Repeat each entry word for word. Leave any images out of the copy.

Dataset records:
* * * * * * * * *
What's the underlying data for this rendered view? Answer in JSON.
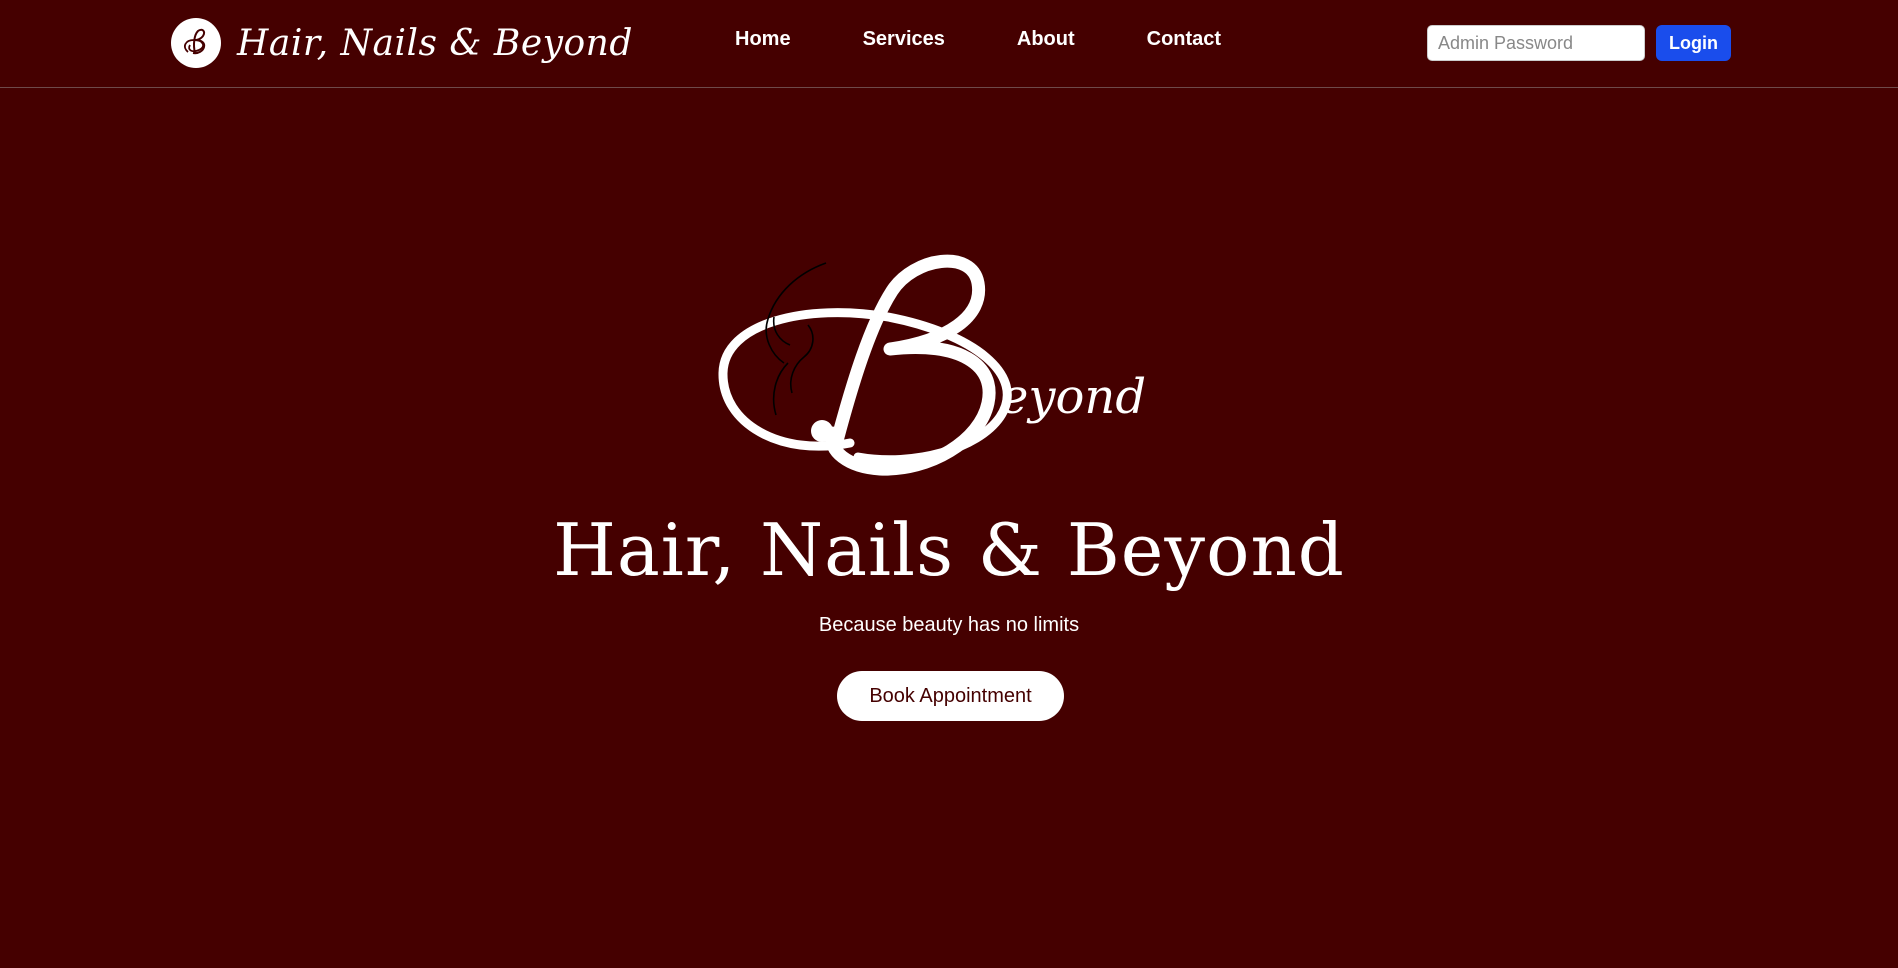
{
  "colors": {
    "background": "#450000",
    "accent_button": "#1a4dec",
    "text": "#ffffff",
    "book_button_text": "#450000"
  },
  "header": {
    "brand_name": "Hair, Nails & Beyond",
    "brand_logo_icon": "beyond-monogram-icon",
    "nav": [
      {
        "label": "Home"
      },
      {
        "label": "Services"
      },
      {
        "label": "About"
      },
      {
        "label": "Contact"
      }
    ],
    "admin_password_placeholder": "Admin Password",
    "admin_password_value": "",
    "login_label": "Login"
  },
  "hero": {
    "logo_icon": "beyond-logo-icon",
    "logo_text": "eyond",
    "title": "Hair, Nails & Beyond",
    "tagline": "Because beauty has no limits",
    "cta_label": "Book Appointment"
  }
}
* * * * * * * * *
§ **EXERCISE OUTPUT**
What's the underlying data for this rendered view? Answer in JSON.
{
  "colors": {
    "background": "#450000",
    "accent_button": "#1a4dec",
    "text": "#ffffff",
    "book_button_text": "#450000"
  },
  "header": {
    "brand_name": "Hair, Nails & Beyond",
    "brand_logo_icon": "beyond-monogram-icon",
    "nav": [
      {
        "label": "Home"
      },
      {
        "label": "Services"
      },
      {
        "label": "About"
      },
      {
        "label": "Contact"
      }
    ],
    "admin_password_placeholder": "Admin Password",
    "admin_password_value": "",
    "login_label": "Login"
  },
  "hero": {
    "logo_icon": "beyond-logo-icon",
    "logo_text": "eyond",
    "title": "Hair, Nails & Beyond",
    "tagline": "Because beauty has no limits",
    "cta_label": "Book Appointment"
  }
}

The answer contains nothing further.